[start]
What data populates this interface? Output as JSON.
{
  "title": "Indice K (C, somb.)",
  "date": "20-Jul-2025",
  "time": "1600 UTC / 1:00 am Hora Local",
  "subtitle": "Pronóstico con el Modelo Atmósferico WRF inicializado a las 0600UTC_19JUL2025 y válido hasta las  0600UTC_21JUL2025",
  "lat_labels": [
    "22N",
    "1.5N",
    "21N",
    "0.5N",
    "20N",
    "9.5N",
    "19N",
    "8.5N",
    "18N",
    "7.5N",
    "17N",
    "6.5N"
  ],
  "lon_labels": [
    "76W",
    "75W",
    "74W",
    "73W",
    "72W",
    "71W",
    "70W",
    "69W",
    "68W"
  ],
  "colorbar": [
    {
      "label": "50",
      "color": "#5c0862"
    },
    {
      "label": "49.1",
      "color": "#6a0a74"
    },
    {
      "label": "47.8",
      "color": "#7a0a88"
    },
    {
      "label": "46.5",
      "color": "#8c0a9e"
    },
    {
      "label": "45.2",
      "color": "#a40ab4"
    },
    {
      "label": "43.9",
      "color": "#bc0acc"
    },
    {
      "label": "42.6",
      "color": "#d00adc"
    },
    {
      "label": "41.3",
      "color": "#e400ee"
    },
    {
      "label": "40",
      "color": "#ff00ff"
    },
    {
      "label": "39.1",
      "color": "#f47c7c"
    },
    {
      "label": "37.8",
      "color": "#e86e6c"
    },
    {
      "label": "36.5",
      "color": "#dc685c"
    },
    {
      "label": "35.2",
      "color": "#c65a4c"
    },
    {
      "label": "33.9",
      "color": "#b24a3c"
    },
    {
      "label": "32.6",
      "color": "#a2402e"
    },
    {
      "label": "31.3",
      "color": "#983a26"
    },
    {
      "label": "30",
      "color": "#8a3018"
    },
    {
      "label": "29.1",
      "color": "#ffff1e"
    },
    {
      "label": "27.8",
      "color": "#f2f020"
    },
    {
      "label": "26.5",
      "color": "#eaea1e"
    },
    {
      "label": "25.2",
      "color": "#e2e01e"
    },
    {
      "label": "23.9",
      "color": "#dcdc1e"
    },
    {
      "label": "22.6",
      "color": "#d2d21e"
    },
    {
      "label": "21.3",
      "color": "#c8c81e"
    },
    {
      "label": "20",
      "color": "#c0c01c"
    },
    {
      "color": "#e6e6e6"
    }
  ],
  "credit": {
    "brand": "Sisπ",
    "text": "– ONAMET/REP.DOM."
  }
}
[end]
### EXERCISE REQUIREMENTS
Type out the full listing again, exactly as given.

### FULL OUTPUT
What data populates this interface? Output as JSON.
{
  "title": "Indice K (C, somb.)",
  "date": "20-Jul-2025",
  "time": "1600 UTC / 1:00 am Hora Local",
  "subtitle": "Pronóstico con el Modelo Atmósferico WRF inicializado a las 0600UTC_19JUL2025 y válido hasta las  0600UTC_21JUL2025",
  "lat_labels": [
    "22N",
    "1.5N",
    "21N",
    "0.5N",
    "20N",
    "9.5N",
    "19N",
    "8.5N",
    "18N",
    "7.5N",
    "17N",
    "6.5N"
  ],
  "lon_labels": [
    "76W",
    "75W",
    "74W",
    "73W",
    "72W",
    "71W",
    "70W",
    "69W",
    "68W"
  ],
  "colorbar": [
    {
      "label": "50",
      "color": "#5c0862"
    },
    {
      "label": "49.1",
      "color": "#6a0a74"
    },
    {
      "label": "47.8",
      "color": "#7a0a88"
    },
    {
      "label": "46.5",
      "color": "#8c0a9e"
    },
    {
      "label": "45.2",
      "color": "#a40ab4"
    },
    {
      "label": "43.9",
      "color": "#bc0acc"
    },
    {
      "label": "42.6",
      "color": "#d00adc"
    },
    {
      "label": "41.3",
      "color": "#e400ee"
    },
    {
      "label": "40",
      "color": "#ff00ff"
    },
    {
      "label": "39.1",
      "color": "#f47c7c"
    },
    {
      "label": "37.8",
      "color": "#e86e6c"
    },
    {
      "label": "36.5",
      "color": "#dc685c"
    },
    {
      "label": "35.2",
      "color": "#c65a4c"
    },
    {
      "label": "33.9",
      "color": "#b24a3c"
    },
    {
      "label": "32.6",
      "color": "#a2402e"
    },
    {
      "label": "31.3",
      "color": "#983a26"
    },
    {
      "label": "30",
      "color": "#8a3018"
    },
    {
      "label": "29.1",
      "color": "#ffff1e"
    },
    {
      "label": "27.8",
      "color": "#f2f020"
    },
    {
      "label": "26.5",
      "color": "#eaea1e"
    },
    {
      "label": "25.2",
      "color": "#e2e01e"
    },
    {
      "label": "23.9",
      "color": "#dcdc1e"
    },
    {
      "label": "22.6",
      "color": "#d2d21e"
    },
    {
      "label": "21.3",
      "color": "#c8c81e"
    },
    {
      "label": "20",
      "color": "#c0c01c"
    },
    {
      "color": "#e6e6e6"
    }
  ],
  "credit": {
    "brand": "Sisπ",
    "text": "– ONAMET/REP.DOM."
  }
}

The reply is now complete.